§ **Instructions to follow**
Copy out every line exactly as given.

§ **Supplied data**

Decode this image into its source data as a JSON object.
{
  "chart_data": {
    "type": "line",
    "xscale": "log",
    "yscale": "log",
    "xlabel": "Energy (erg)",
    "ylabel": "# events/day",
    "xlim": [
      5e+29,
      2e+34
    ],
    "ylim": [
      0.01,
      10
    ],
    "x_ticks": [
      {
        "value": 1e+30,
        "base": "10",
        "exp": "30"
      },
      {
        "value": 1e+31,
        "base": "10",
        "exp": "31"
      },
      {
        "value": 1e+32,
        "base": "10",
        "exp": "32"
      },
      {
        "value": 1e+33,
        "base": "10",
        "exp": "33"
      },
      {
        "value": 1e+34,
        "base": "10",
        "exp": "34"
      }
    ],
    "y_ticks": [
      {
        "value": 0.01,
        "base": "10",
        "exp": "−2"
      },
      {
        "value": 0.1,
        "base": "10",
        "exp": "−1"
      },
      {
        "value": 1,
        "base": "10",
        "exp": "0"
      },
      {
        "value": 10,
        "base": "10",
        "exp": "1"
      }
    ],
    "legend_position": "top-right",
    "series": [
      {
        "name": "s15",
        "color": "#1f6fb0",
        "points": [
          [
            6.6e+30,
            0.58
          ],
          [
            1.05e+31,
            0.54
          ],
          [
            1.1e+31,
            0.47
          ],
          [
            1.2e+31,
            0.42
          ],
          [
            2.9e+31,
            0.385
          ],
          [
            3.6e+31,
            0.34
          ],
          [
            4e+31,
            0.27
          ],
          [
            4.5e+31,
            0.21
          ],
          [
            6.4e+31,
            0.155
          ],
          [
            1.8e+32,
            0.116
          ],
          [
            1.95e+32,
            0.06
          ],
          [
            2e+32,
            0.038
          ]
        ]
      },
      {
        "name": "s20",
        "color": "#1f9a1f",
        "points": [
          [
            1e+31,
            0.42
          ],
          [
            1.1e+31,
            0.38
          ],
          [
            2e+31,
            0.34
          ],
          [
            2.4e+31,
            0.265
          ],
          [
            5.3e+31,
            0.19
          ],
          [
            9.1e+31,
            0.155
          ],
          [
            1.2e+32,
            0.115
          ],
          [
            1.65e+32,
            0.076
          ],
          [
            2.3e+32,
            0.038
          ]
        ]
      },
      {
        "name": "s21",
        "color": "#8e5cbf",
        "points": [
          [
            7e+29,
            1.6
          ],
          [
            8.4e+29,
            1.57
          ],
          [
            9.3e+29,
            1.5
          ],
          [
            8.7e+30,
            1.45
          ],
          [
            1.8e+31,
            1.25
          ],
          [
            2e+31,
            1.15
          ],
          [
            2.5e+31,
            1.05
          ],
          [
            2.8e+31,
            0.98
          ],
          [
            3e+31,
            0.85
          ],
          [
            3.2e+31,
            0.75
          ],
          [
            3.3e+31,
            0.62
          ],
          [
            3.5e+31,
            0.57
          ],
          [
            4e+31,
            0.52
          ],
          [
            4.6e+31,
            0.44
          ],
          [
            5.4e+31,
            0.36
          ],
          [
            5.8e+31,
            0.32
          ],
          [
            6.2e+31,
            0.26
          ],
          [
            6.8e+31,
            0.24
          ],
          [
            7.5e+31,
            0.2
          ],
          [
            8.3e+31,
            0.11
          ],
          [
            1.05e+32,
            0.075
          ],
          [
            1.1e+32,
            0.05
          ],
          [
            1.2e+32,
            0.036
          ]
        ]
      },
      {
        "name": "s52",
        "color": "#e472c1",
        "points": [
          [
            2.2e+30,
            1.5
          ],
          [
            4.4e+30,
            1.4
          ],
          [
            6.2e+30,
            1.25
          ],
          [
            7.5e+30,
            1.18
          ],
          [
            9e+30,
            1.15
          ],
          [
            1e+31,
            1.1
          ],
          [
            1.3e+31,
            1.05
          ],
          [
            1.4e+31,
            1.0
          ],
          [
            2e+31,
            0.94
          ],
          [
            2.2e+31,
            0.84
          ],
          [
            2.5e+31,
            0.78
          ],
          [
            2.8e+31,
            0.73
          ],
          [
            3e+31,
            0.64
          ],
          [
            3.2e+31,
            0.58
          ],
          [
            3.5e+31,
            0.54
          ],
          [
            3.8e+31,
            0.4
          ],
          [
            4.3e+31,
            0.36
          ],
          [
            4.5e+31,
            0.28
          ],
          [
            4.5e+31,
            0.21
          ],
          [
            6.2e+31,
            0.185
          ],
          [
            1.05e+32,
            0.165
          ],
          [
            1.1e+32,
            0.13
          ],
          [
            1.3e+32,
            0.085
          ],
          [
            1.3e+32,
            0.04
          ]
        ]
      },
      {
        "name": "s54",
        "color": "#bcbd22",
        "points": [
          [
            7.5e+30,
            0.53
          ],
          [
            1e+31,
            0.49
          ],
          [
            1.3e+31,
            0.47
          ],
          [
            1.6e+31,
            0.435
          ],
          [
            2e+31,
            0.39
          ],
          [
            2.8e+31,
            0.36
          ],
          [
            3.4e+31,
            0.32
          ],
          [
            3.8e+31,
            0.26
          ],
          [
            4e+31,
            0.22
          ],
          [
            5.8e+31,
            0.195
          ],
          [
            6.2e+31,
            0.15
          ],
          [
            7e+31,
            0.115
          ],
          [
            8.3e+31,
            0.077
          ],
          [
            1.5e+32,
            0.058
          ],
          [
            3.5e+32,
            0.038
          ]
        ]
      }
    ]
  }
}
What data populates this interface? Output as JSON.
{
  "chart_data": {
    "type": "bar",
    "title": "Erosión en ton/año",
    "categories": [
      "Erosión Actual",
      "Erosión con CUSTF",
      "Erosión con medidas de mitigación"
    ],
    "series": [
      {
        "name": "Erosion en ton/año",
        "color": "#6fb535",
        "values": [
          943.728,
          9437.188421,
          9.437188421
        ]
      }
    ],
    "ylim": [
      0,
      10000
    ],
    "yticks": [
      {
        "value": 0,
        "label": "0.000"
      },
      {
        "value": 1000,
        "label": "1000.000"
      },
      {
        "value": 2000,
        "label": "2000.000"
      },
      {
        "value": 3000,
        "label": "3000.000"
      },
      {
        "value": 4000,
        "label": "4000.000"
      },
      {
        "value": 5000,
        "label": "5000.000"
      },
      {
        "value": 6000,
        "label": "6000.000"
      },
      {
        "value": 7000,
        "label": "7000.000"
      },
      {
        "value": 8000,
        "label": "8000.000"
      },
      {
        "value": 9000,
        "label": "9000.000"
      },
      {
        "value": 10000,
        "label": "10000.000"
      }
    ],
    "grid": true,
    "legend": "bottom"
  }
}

§ **Output for this exercise**
Decode this image into its source data as a JSON object.
{
  "chart_data": {
    "type": "line",
    "xscale": "log",
    "yscale": "log",
    "xlabel": "Energy (erg)",
    "ylabel": "# events/day",
    "xlim": [
      5e+29,
      2e+34
    ],
    "ylim": [
      0.01,
      10
    ],
    "x_ticks": [
      {
        "value": 1e+30,
        "base": "10",
        "exp": "30"
      },
      {
        "value": 1e+31,
        "base": "10",
        "exp": "31"
      },
      {
        "value": 1e+32,
        "base": "10",
        "exp": "32"
      },
      {
        "value": 1e+33,
        "base": "10",
        "exp": "33"
      },
      {
        "value": 1e+34,
        "base": "10",
        "exp": "34"
      }
    ],
    "y_ticks": [
      {
        "value": 0.01,
        "base": "10",
        "exp": "−2"
      },
      {
        "value": 0.1,
        "base": "10",
        "exp": "−1"
      },
      {
        "value": 1,
        "base": "10",
        "exp": "0"
      },
      {
        "value": 10,
        "base": "10",
        "exp": "1"
      }
    ],
    "legend_position": "top-right",
    "series": [
      {
        "name": "s15",
        "color": "#1f6fb0",
        "points": [
          [
            6.6e+30,
            0.58
          ],
          [
            1.05e+31,
            0.54
          ],
          [
            1.1e+31,
            0.47
          ],
          [
            1.2e+31,
            0.42
          ],
          [
            2.9e+31,
            0.385
          ],
          [
            3.6e+31,
            0.34
          ],
          [
            4e+31,
            0.27
          ],
          [
            4.5e+31,
            0.21
          ],
          [
            6.4e+31,
            0.155
          ],
          [
            1.8e+32,
            0.116
          ],
          [
            1.95e+32,
            0.06
          ],
          [
            2e+32,
            0.038
          ]
        ]
      },
      {
        "name": "s20",
        "color": "#1f9a1f",
        "points": [
          [
            1e+31,
            0.42
          ],
          [
            1.1e+31,
            0.38
          ],
          [
            2e+31,
            0.34
          ],
          [
            2.4e+31,
            0.265
          ],
          [
            5.3e+31,
            0.19
          ],
          [
            9.1e+31,
            0.155
          ],
          [
            1.2e+32,
            0.115
          ],
          [
            1.65e+32,
            0.076
          ],
          [
            2.3e+32,
            0.038
          ]
        ]
      },
      {
        "name": "s21",
        "color": "#8e5cbf",
        "points": [
          [
            7e+29,
            1.6
          ],
          [
            8.4e+29,
            1.57
          ],
          [
            9.3e+29,
            1.5
          ],
          [
            8.7e+30,
            1.45
          ],
          [
            1.8e+31,
            1.25
          ],
          [
            2e+31,
            1.15
          ],
          [
            2.5e+31,
            1.05
          ],
          [
            2.8e+31,
            0.98
          ],
          [
            3e+31,
            0.85
          ],
          [
            3.2e+31,
            0.75
          ],
          [
            3.3e+31,
            0.62
          ],
          [
            3.5e+31,
            0.57
          ],
          [
            4e+31,
            0.52
          ],
          [
            4.6e+31,
            0.44
          ],
          [
            5.4e+31,
            0.36
          ],
          [
            5.8e+31,
            0.32
          ],
          [
            6.2e+31,
            0.26
          ],
          [
            6.8e+31,
            0.24
          ],
          [
            7.5e+31,
            0.2
          ],
          [
            8.3e+31,
            0.11
          ],
          [
            1.05e+32,
            0.075
          ],
          [
            1.1e+32,
            0.05
          ],
          [
            1.2e+32,
            0.036
          ]
        ]
      },
      {
        "name": "s52",
        "color": "#e472c1",
        "points": [
          [
            2.2e+30,
            1.5
          ],
          [
            4.4e+30,
            1.4
          ],
          [
            6.2e+30,
            1.25
          ],
          [
            7.5e+30,
            1.18
          ],
          [
            9e+30,
            1.15
          ],
          [
            1e+31,
            1.1
          ],
          [
            1.3e+31,
            1.05
          ],
          [
            1.4e+31,
            1.0
          ],
          [
            2e+31,
            0.94
          ],
          [
            2.2e+31,
            0.84
          ],
          [
            2.5e+31,
            0.78
          ],
          [
            2.8e+31,
            0.73
          ],
          [
            3e+31,
            0.64
          ],
          [
            3.2e+31,
            0.58
          ],
          [
            3.5e+31,
            0.54
          ],
          [
            3.8e+31,
            0.4
          ],
          [
            4.3e+31,
            0.36
          ],
          [
            4.5e+31,
            0.28
          ],
          [
            4.5e+31,
            0.21
          ],
          [
            6.2e+31,
            0.185
          ],
          [
            1.05e+32,
            0.165
          ],
          [
            1.1e+32,
            0.13
          ],
          [
            1.3e+32,
            0.085
          ],
          [
            1.3e+32,
            0.04
          ]
        ]
      },
      {
        "name": "s54",
        "color": "#bcbd22",
        "points": [
          [
            7.5e+30,
            0.53
          ],
          [
            1e+31,
            0.49
          ],
          [
            1.3e+31,
            0.47
          ],
          [
            1.6e+31,
            0.435
          ],
          [
            2e+31,
            0.39
          ],
          [
            2.8e+31,
            0.36
          ],
          [
            3.4e+31,
            0.32
          ],
          [
            3.8e+31,
            0.26
          ],
          [
            4e+31,
            0.22
          ],
          [
            5.8e+31,
            0.195
          ],
          [
            6.2e+31,
            0.15
          ],
          [
            7e+31,
            0.115
          ],
          [
            8.3e+31,
            0.077
          ],
          [
            1.5e+32,
            0.058
          ],
          [
            3.5e+32,
            0.038
          ]
        ]
      }
    ]
  }
}
What data populates this interface? Output as JSON.
{
  "chart_data": {
    "type": "bar",
    "title": "Erosión en ton/año",
    "categories": [
      "Erosión Actual",
      "Erosión con CUSTF",
      "Erosión con medidas de mitigación"
    ],
    "series": [
      {
        "name": "Erosion en ton/año",
        "color": "#6fb535",
        "values": [
          943.728,
          9437.188421,
          9.437188421
        ]
      }
    ],
    "ylim": [
      0,
      10000
    ],
    "yticks": [
      {
        "value": 0,
        "label": "0.000"
      },
      {
        "value": 1000,
        "label": "1000.000"
      },
      {
        "value": 2000,
        "label": "2000.000"
      },
      {
        "value": 3000,
        "label": "3000.000"
      },
      {
        "value": 4000,
        "label": "4000.000"
      },
      {
        "value": 5000,
        "label": "5000.000"
      },
      {
        "value": 6000,
        "label": "6000.000"
      },
      {
        "value": 7000,
        "label": "7000.000"
      },
      {
        "value": 8000,
        "label": "8000.000"
      },
      {
        "value": 9000,
        "label": "9000.000"
      },
      {
        "value": 10000,
        "label": "10000.000"
      }
    ],
    "grid": true,
    "legend": "bottom"
  }
}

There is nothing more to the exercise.